== Given information ==

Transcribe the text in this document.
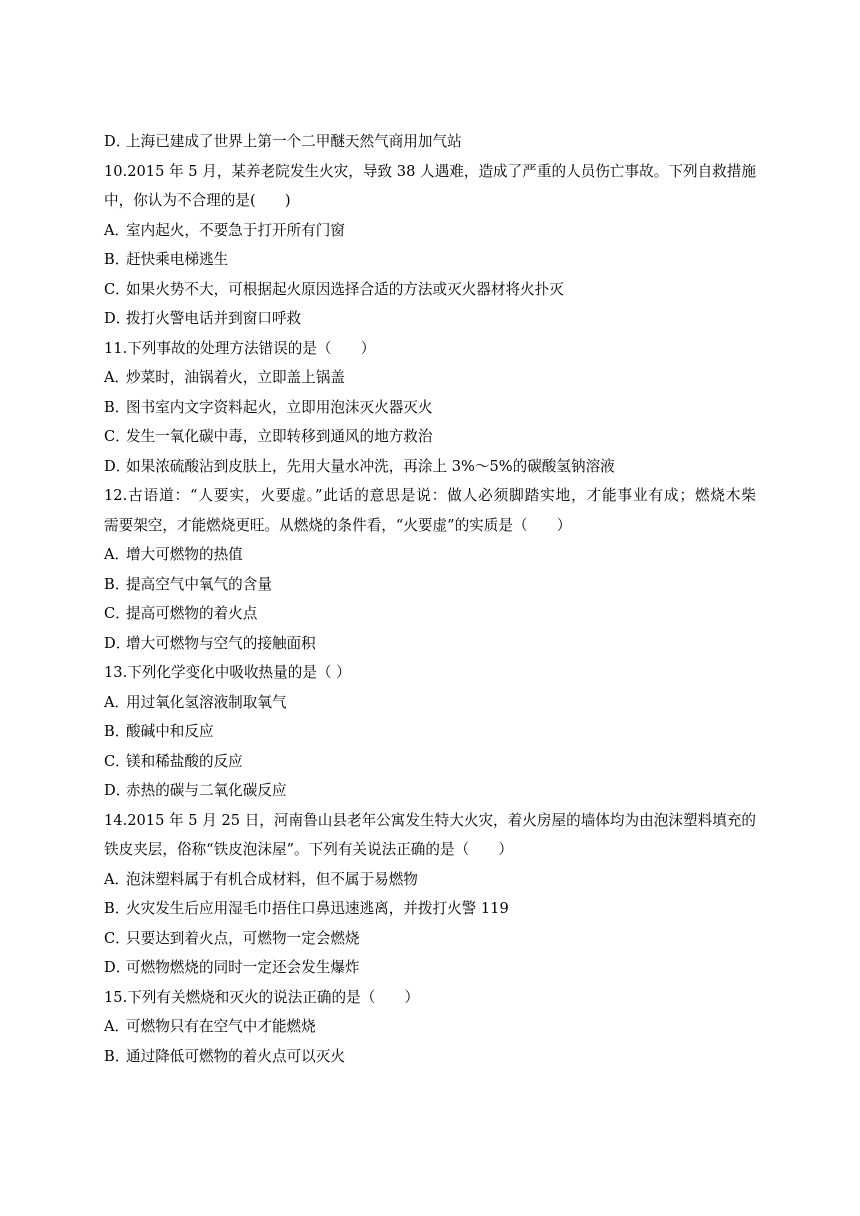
D．上海已建成了世界上第一个二甲醚天然气商用加气站
10.2015 年 5 月，某养老院发生火灾，导致 38 人遇难，造成了严重的人员伤亡事故。下列自救措施
中，你认为不合理的是(　　)
A．室内起火，不要急于打开所有门窗
B．赶快乘电梯逃生
C．如果火势不大，可根据起火原因选择合适的方法或灭火器材将火扑灭
D．拨打火警电话并到窗口呼救
11.下列事故的处理方法错误的是（　　）
A．炒菜时，油锅着火，立即盖上锅盖
B．图书室内文字资料起火，立即用泡沫灭火器灭火
C．发生一氧化碳中毒，立即转移到通风的地方救治
D．如果浓硫酸沾到皮肤上，先用大量水冲洗，再涂上 3%～5%的碳酸氢钠溶液
12.古语道：“人要实，火要虚。”此话的意思是说：做人必须脚踏实地，才能事业有成；燃烧木柴
需要架空，才能燃烧更旺。从燃烧的条件看，“火要虚”的实质是（　　）
A．增大可燃物的热值
B．提高空气中氧气的含量
C．提高可燃物的着火点
D．增大可燃物与空气的接触面积
13.下列化学变化中吸收热量的是（ ）
A．用过氧化氢溶液制取氧气
B．酸碱中和反应
C．镁和稀盐酸的反应
D．赤热的碳与二氧化碳反应
14.2015 年 5 月 25 日，河南鲁山县老年公寓发生特大火灾，着火房屋的墙体均为由泡沫塑料填充的
铁皮夹层，俗称“铁皮泡沫屋”。下列有关说法正确的是（　　）
A．泡沫塑料属于有机合成材料，但不属于易燃物
B．火灾发生后应用湿毛巾捂住口鼻迅速逃离，并拨打火警 119
C．只要达到着火点，可燃物一定会燃烧
D．可燃物燃烧的同时一定还会发生爆炸
15.下列有关燃烧和灭火的说法正确的是（　　）
A．可燃物只有在空气中才能燃烧
B．通过降低可燃物的着火点可以灭火
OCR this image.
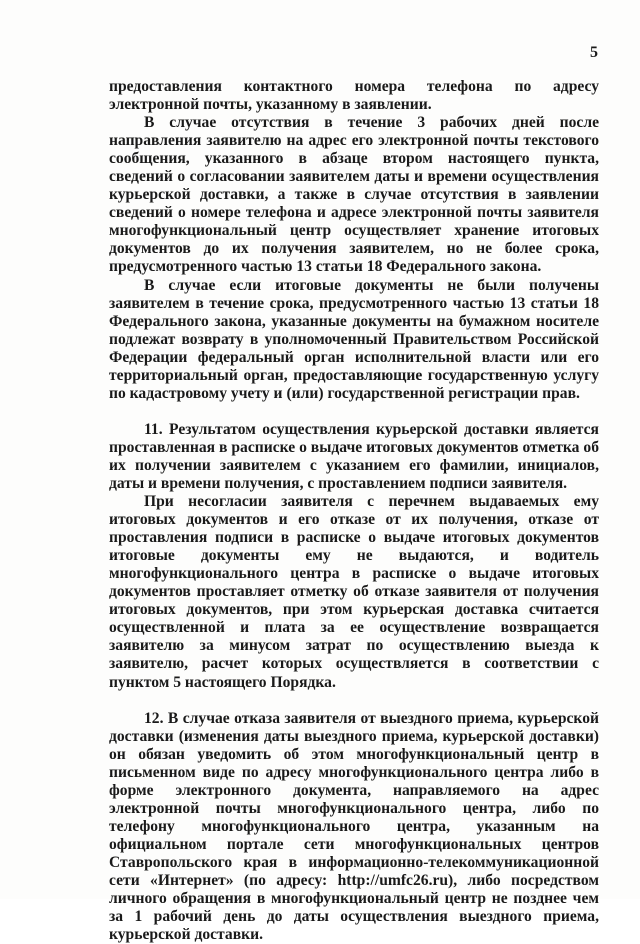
5

предоставления контактного номера телефона по адресу электронной почты, указанному в заявлении.

В случае отсутствия в течение 3 рабочих дней после направления заявителю на адрес его электронной почты текстового сообщения, указанного в абзаце втором настоящего пункта, сведений о согласовании заявителем даты и времени осуществления курьерской доставки, а также в случае отсутствия в заявлении сведений о номере телефона и адресе электронной почты заявителя многофункциональный центр осуществляет хранение итоговых документов до их получения заявителем, но не более срока, предусмотренного частью 13 статьи 18 Федерального закона.

В случае если итоговые документы не были получены заявителем в течение срока, предусмотренного частью 13 статьи 18 Федерального закона, указанные документы на бумажном носителе подлежат возврату в уполномоченный Правительством Российской Федерации федеральный орган исполнительной власти или его территориальный орган, предоставляющие государственную услугу по кадастровому учету и (или) государственной регистрации прав.

11. Результатом осуществления курьерской доставки является проставленная в расписке о выдаче итоговых документов отметка об их получении заявителем с указанием его фамилии, инициалов, даты и времени получения, с проставлением подписи заявителя.

При несогласии заявителя с перечнем выдаваемых ему итоговых документов и его отказе от их получения, отказе от проставления подписи в расписке о выдаче итоговых документов итоговые документы ему не выдаются, и водитель многофункционального центра в расписке о выдаче итоговых документов проставляет отметку об отказе заявителя от получения итоговых документов, при этом курьерская доставка считается осуществленной и плата за ее осуществление возвращается заявителю за минусом затрат по осуществлению выезда к заявителю, расчет которых осуществляется в соответствии с пунктом 5 настоящего Порядка.

12. В случае отказа заявителя от выездного приема, курьерской доставки (изменения даты выездного приема, курьерской доставки) он обязан уведомить об этом многофункциональный центр в письменном виде по адресу многофункционального центра либо в форме электронного документа, направляемого на адрес электронной почты многофункционального центра, либо по телефону многофункционального центра, указанным на официальном портале сети многофункциональных центров Ставропольского края в информационно-телекоммуникационной сети «Интернет» (по адресу: http://umfc26.ru), либо посредством личного обращения в многофункциональный центр не позднее чем за 1 рабочий день до даты осуществления выездного приема, курьерской доставки.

===

-- Work to do --
Could you reproduce every record above exactly, leaving out the pictures?

-- Correct result --
Transcribe the text in this document.
D．上海已建成了世界上第一个二甲醚天然气商用加气站
10.2015 年 5 月，某养老院发生火灾，导致 38 人遇难，造成了严重的人员伤亡事故。下列自救措施
中，你认为不合理的是(　　)
A．室内起火，不要急于打开所有门窗
B．赶快乘电梯逃生
C．如果火势不大，可根据起火原因选择合适的方法或灭火器材将火扑灭
D．拨打火警电话并到窗口呼救
11.下列事故的处理方法错误的是（　　）
A．炒菜时，油锅着火，立即盖上锅盖
B．图书室内文字资料起火，立即用泡沫灭火器灭火
C．发生一氧化碳中毒，立即转移到通风的地方救治
D．如果浓硫酸沾到皮肤上，先用大量水冲洗，再涂上 3%～5%的碳酸氢钠溶液
12.古语道：“人要实，火要虚。”此话的意思是说：做人必须脚踏实地，才能事业有成；燃烧木柴
需要架空，才能燃烧更旺。从燃烧的条件看，“火要虚”的实质是（　　）
A．增大可燃物的热值
B．提高空气中氧气的含量
C．提高可燃物的着火点
D．增大可燃物与空气的接触面积
13.下列化学变化中吸收热量的是（ ）
A．用过氧化氢溶液制取氧气
B．酸碱中和反应
C．镁和稀盐酸的反应
D．赤热的碳与二氧化碳反应
14.2015 年 5 月 25 日，河南鲁山县老年公寓发生特大火灾，着火房屋的墙体均为由泡沫塑料填充的
铁皮夹层，俗称“铁皮泡沫屋”。下列有关说法正确的是（　　）
A．泡沫塑料属于有机合成材料，但不属于易燃物
B．火灾发生后应用湿毛巾捂住口鼻迅速逃离，并拨打火警 119
C．只要达到着火点，可燃物一定会燃烧
D．可燃物燃烧的同时一定还会发生爆炸
15.下列有关燃烧和灭火的说法正确的是（　　）
A．可燃物只有在空气中才能燃烧
B．通过降低可燃物的着火点可以灭火
OCR this image.
5

предоставления контактного номера телефона по адресу электронной почты, указанному в заявлении.

В случае отсутствия в течение 3 рабочих дней после направления заявителю на адрес его электронной почты текстового сообщения, указанного в абзаце втором настоящего пункта, сведений о согласовании заявителем даты и времени осуществления курьерской доставки, а также в случае отсутствия в заявлении сведений о номере телефона и адресе электронной почты заявителя многофункциональный центр осуществляет хранение итоговых документов до их получения заявителем, но не более срока, предусмотренного частью 13 статьи 18 Федерального закона.

В случае если итоговые документы не были получены заявителем в течение срока, предусмотренного частью 13 статьи 18 Федерального закона, указанные документы на бумажном носителе подлежат возврату в уполномоченный Правительством Российской Федерации федеральный орган исполнительной власти или его территориальный орган, предоставляющие государственную услугу по кадастровому учету и (или) государственной регистрации прав.

11. Результатом осуществления курьерской доставки является проставленная в расписке о выдаче итоговых документов отметка об их получении заявителем с указанием его фамилии, инициалов, даты и времени получения, с проставлением подписи заявителя.

При несогласии заявителя с перечнем выдаваемых ему итоговых документов и его отказе от их получения, отказе от проставления подписи в расписке о выдаче итоговых документов итоговые документы ему не выдаются, и водитель многофункционального центра в расписке о выдаче итоговых документов проставляет отметку об отказе заявителя от получения итоговых документов, при этом курьерская доставка считается осуществленной и плата за ее осуществление возвращается заявителю за минусом затрат по осуществлению выезда к заявителю, расчет которых осуществляется в соответствии с пунктом 5 настоящего Порядка.

12. В случае отказа заявителя от выездного приема, курьерской доставки (изменения даты выездного приема, курьерской доставки) он обязан уведомить об этом многофункциональный центр в письменном виде по адресу многофункционального центра либо в форме электронного документа, направляемого на адрес электронной почты многофункционального центра, либо по телефону многофункционального центра, указанным на официальном портале сети многофункциональных центров Ставропольского края в информационно-телекоммуникационной сети «Интернет» (по адресу: http://umfc26.ru), либо посредством личного обращения в многофункциональный центр не позднее чем за 1 рабочий день до даты осуществления выездного приема, курьерской доставки.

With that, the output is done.